* _TO DO_
All entries are to be given again verbatim.
··········
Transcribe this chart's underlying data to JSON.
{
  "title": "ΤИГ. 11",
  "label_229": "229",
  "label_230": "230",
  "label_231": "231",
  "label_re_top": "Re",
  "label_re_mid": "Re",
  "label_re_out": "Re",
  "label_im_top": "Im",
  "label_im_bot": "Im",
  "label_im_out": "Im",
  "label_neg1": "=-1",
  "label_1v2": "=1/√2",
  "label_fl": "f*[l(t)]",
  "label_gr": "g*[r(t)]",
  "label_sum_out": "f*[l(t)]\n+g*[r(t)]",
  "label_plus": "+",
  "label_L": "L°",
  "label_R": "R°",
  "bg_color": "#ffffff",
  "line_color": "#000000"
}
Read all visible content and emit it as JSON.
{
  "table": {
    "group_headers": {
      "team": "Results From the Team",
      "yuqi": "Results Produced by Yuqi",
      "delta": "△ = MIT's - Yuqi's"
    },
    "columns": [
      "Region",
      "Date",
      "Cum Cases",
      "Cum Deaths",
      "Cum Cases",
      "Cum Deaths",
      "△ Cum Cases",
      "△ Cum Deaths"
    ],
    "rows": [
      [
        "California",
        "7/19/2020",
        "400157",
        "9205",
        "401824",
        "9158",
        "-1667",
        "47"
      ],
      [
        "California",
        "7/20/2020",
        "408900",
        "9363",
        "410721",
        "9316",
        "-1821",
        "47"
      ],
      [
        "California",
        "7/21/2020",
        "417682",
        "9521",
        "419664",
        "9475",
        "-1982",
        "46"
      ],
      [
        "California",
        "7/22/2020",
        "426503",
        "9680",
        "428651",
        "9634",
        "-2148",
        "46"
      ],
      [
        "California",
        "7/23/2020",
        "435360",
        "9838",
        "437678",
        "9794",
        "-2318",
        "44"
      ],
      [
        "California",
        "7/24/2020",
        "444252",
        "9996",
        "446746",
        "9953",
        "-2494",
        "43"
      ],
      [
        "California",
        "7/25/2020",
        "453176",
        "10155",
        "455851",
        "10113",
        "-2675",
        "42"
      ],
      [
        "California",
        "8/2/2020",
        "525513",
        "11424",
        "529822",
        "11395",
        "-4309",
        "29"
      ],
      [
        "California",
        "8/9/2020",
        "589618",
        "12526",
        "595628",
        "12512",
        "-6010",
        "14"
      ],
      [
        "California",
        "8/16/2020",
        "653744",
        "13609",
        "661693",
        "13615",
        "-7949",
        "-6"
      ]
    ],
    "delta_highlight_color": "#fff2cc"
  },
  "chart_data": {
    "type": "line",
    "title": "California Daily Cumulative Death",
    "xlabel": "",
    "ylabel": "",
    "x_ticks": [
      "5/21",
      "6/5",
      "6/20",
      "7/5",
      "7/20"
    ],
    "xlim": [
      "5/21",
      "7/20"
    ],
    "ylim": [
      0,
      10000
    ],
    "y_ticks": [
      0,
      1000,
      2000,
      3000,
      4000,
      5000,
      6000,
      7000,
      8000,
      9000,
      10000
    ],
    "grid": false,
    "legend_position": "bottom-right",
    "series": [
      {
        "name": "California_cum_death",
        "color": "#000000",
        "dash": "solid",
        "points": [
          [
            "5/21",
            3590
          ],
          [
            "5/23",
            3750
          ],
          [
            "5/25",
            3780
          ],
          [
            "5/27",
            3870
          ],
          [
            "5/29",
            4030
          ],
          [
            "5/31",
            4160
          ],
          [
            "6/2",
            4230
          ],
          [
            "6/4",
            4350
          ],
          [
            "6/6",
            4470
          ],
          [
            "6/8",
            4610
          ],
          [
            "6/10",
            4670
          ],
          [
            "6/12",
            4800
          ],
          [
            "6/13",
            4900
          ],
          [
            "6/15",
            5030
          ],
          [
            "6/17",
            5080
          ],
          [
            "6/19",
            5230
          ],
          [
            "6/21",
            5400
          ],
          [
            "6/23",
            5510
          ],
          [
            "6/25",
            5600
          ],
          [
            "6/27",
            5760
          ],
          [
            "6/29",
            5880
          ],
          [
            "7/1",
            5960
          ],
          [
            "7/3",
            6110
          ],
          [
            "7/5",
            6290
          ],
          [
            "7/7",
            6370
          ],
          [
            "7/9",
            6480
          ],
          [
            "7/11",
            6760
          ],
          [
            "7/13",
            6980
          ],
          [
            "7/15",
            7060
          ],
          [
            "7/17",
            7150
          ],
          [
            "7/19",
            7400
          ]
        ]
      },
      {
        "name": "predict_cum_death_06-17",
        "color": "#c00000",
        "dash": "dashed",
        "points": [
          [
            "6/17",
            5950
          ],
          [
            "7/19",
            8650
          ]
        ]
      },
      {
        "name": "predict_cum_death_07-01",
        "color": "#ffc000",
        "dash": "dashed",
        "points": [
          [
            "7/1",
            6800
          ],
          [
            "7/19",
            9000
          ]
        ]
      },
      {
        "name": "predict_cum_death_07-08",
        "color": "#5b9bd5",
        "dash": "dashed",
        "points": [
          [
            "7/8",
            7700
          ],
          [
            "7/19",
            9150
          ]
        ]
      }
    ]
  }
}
··········
* _WORKED SOLUTION_
Transcribe this chart's underlying data to JSON.
{
  "title": "ΤИГ. 11",
  "label_229": "229",
  "label_230": "230",
  "label_231": "231",
  "label_re_top": "Re",
  "label_re_mid": "Re",
  "label_re_out": "Re",
  "label_im_top": "Im",
  "label_im_bot": "Im",
  "label_im_out": "Im",
  "label_neg1": "=-1",
  "label_1v2": "=1/√2",
  "label_fl": "f*[l(t)]",
  "label_gr": "g*[r(t)]",
  "label_sum_out": "f*[l(t)]\n+g*[r(t)]",
  "label_plus": "+",
  "label_L": "L°",
  "label_R": "R°",
  "bg_color": "#ffffff",
  "line_color": "#000000"
}
Read all visible content and emit it as JSON.
{
  "table": {
    "group_headers": {
      "team": "Results From the Team",
      "yuqi": "Results Produced by Yuqi",
      "delta": "△ = MIT's - Yuqi's"
    },
    "columns": [
      "Region",
      "Date",
      "Cum Cases",
      "Cum Deaths",
      "Cum Cases",
      "Cum Deaths",
      "△ Cum Cases",
      "△ Cum Deaths"
    ],
    "rows": [
      [
        "California",
        "7/19/2020",
        "400157",
        "9205",
        "401824",
        "9158",
        "-1667",
        "47"
      ],
      [
        "California",
        "7/20/2020",
        "408900",
        "9363",
        "410721",
        "9316",
        "-1821",
        "47"
      ],
      [
        "California",
        "7/21/2020",
        "417682",
        "9521",
        "419664",
        "9475",
        "-1982",
        "46"
      ],
      [
        "California",
        "7/22/2020",
        "426503",
        "9680",
        "428651",
        "9634",
        "-2148",
        "46"
      ],
      [
        "California",
        "7/23/2020",
        "435360",
        "9838",
        "437678",
        "9794",
        "-2318",
        "44"
      ],
      [
        "California",
        "7/24/2020",
        "444252",
        "9996",
        "446746",
        "9953",
        "-2494",
        "43"
      ],
      [
        "California",
        "7/25/2020",
        "453176",
        "10155",
        "455851",
        "10113",
        "-2675",
        "42"
      ],
      [
        "California",
        "8/2/2020",
        "525513",
        "11424",
        "529822",
        "11395",
        "-4309",
        "29"
      ],
      [
        "California",
        "8/9/2020",
        "589618",
        "12526",
        "595628",
        "12512",
        "-6010",
        "14"
      ],
      [
        "California",
        "8/16/2020",
        "653744",
        "13609",
        "661693",
        "13615",
        "-7949",
        "-6"
      ]
    ],
    "delta_highlight_color": "#fff2cc"
  },
  "chart_data": {
    "type": "line",
    "title": "California Daily Cumulative Death",
    "xlabel": "",
    "ylabel": "",
    "x_ticks": [
      "5/21",
      "6/5",
      "6/20",
      "7/5",
      "7/20"
    ],
    "xlim": [
      "5/21",
      "7/20"
    ],
    "ylim": [
      0,
      10000
    ],
    "y_ticks": [
      0,
      1000,
      2000,
      3000,
      4000,
      5000,
      6000,
      7000,
      8000,
      9000,
      10000
    ],
    "grid": false,
    "legend_position": "bottom-right",
    "series": [
      {
        "name": "California_cum_death",
        "color": "#000000",
        "dash": "solid",
        "points": [
          [
            "5/21",
            3590
          ],
          [
            "5/23",
            3750
          ],
          [
            "5/25",
            3780
          ],
          [
            "5/27",
            3870
          ],
          [
            "5/29",
            4030
          ],
          [
            "5/31",
            4160
          ],
          [
            "6/2",
            4230
          ],
          [
            "6/4",
            4350
          ],
          [
            "6/6",
            4470
          ],
          [
            "6/8",
            4610
          ],
          [
            "6/10",
            4670
          ],
          [
            "6/12",
            4800
          ],
          [
            "6/13",
            4900
          ],
          [
            "6/15",
            5030
          ],
          [
            "6/17",
            5080
          ],
          [
            "6/19",
            5230
          ],
          [
            "6/21",
            5400
          ],
          [
            "6/23",
            5510
          ],
          [
            "6/25",
            5600
          ],
          [
            "6/27",
            5760
          ],
          [
            "6/29",
            5880
          ],
          [
            "7/1",
            5960
          ],
          [
            "7/3",
            6110
          ],
          [
            "7/5",
            6290
          ],
          [
            "7/7",
            6370
          ],
          [
            "7/9",
            6480
          ],
          [
            "7/11",
            6760
          ],
          [
            "7/13",
            6980
          ],
          [
            "7/15",
            7060
          ],
          [
            "7/17",
            7150
          ],
          [
            "7/19",
            7400
          ]
        ]
      },
      {
        "name": "predict_cum_death_06-17",
        "color": "#c00000",
        "dash": "dashed",
        "points": [
          [
            "6/17",
            5950
          ],
          [
            "7/19",
            8650
          ]
        ]
      },
      {
        "name": "predict_cum_death_07-01",
        "color": "#ffc000",
        "dash": "dashed",
        "points": [
          [
            "7/1",
            6800
          ],
          [
            "7/19",
            9000
          ]
        ]
      },
      {
        "name": "predict_cum_death_07-08",
        "color": "#5b9bd5",
        "dash": "dashed",
        "points": [
          [
            "7/8",
            7700
          ],
          [
            "7/19",
            9150
          ]
        ]
      }
    ]
  }
}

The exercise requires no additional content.